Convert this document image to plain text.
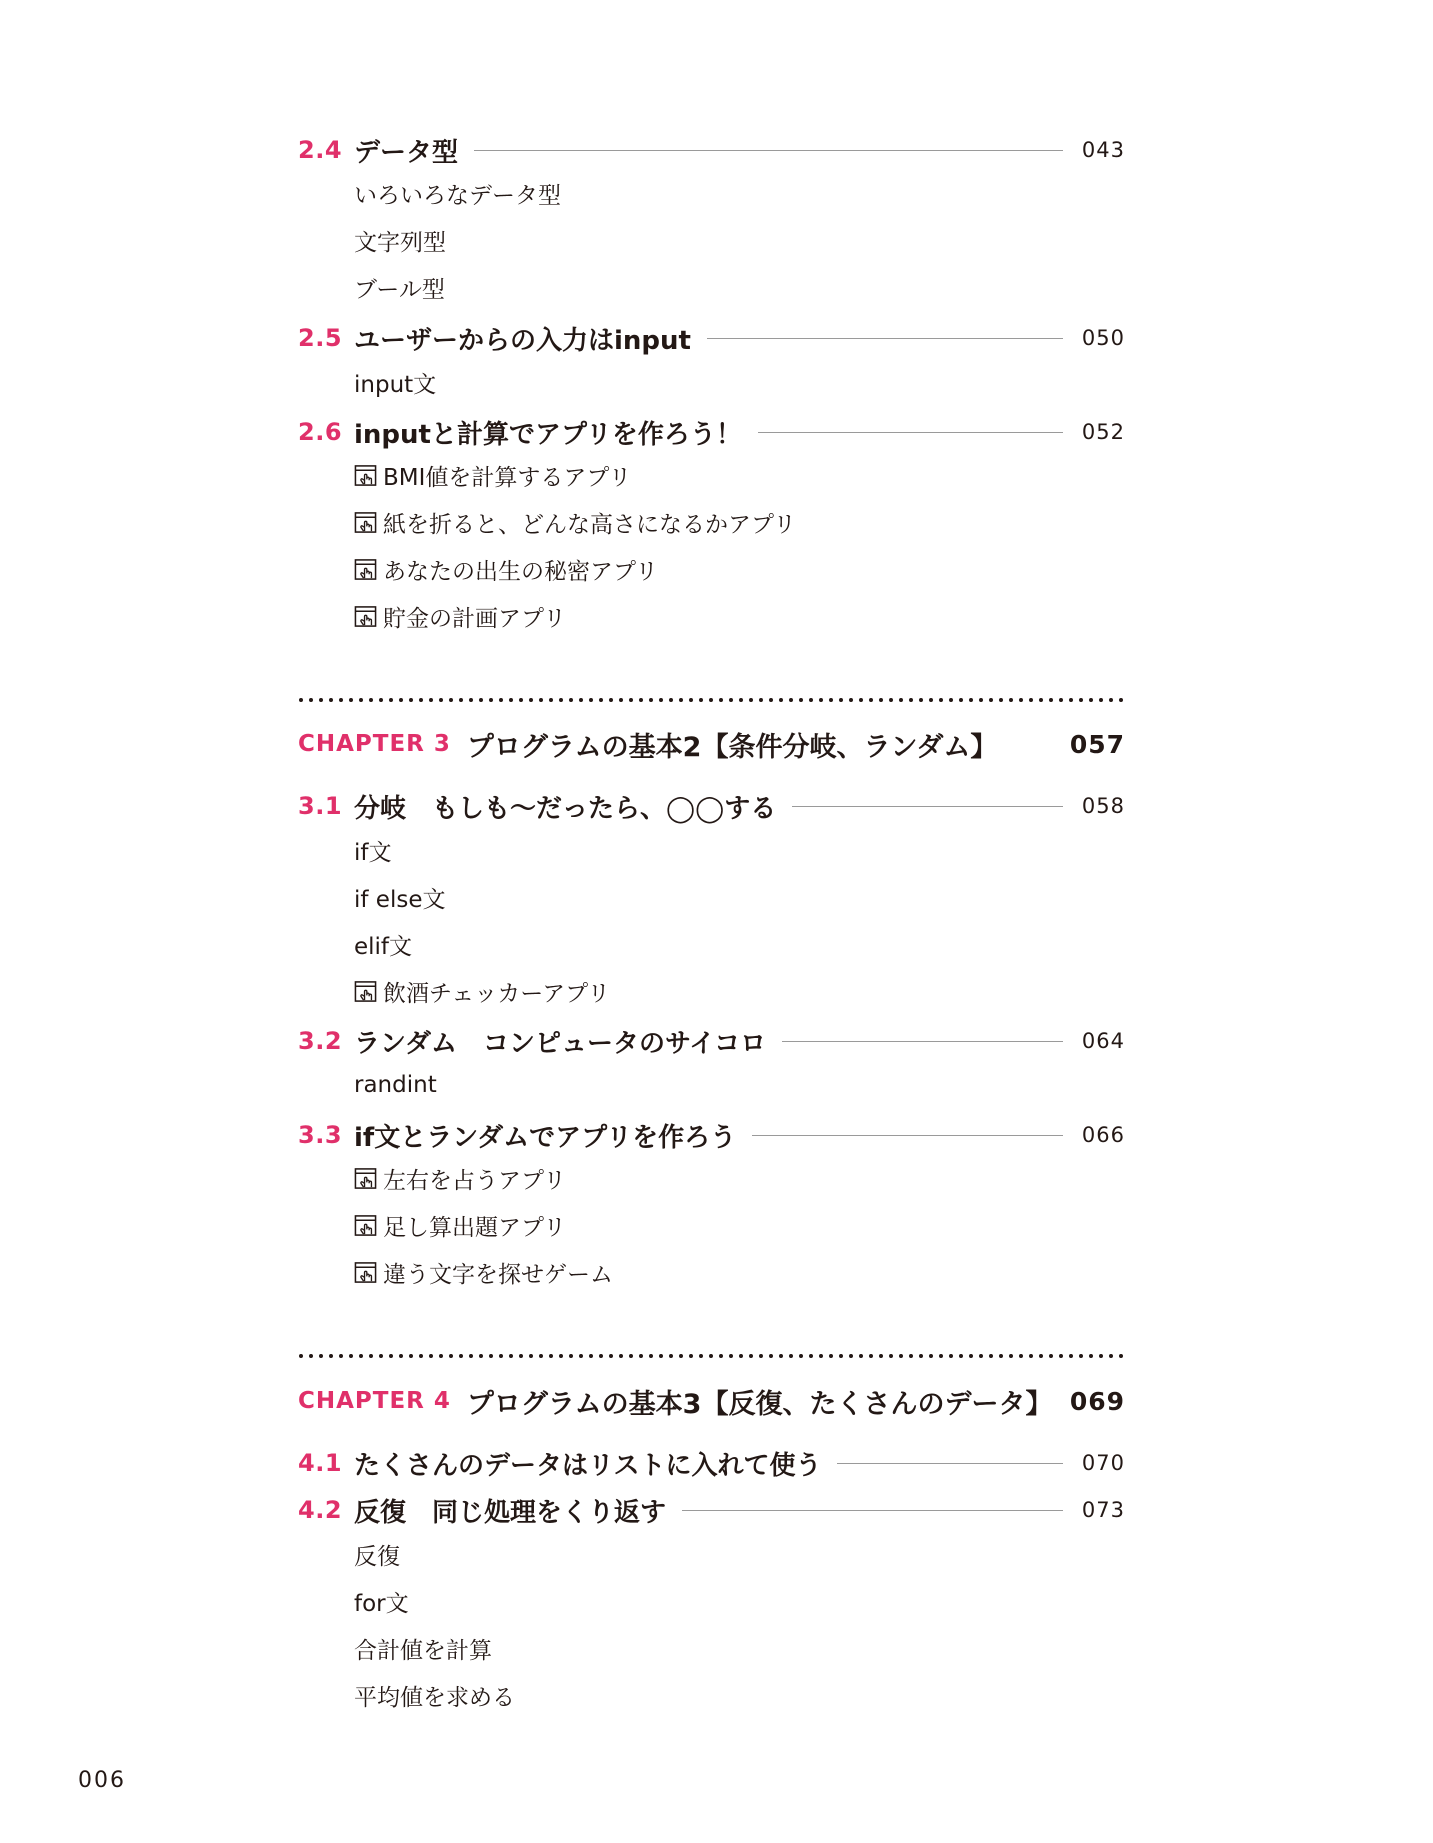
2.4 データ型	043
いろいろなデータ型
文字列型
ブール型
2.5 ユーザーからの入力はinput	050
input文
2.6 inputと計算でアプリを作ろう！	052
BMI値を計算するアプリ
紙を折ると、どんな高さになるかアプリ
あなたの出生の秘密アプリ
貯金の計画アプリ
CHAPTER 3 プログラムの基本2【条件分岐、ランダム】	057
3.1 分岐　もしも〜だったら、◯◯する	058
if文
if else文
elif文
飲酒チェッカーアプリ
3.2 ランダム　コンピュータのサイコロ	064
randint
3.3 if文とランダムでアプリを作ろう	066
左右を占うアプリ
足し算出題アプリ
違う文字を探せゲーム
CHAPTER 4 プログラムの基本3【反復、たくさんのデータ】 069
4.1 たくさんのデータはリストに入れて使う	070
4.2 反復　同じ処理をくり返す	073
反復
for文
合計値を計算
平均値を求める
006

+-------+

* Request:
Look through the data above. Each line containing the word "CHAPTER" needs to be copied.

* Result for this task:
CHAPTER 3 プログラムの基本2【条件分岐、ランダム】	057
CHAPTER 4 プログラムの基本3【反復、たくさんのデータ】 069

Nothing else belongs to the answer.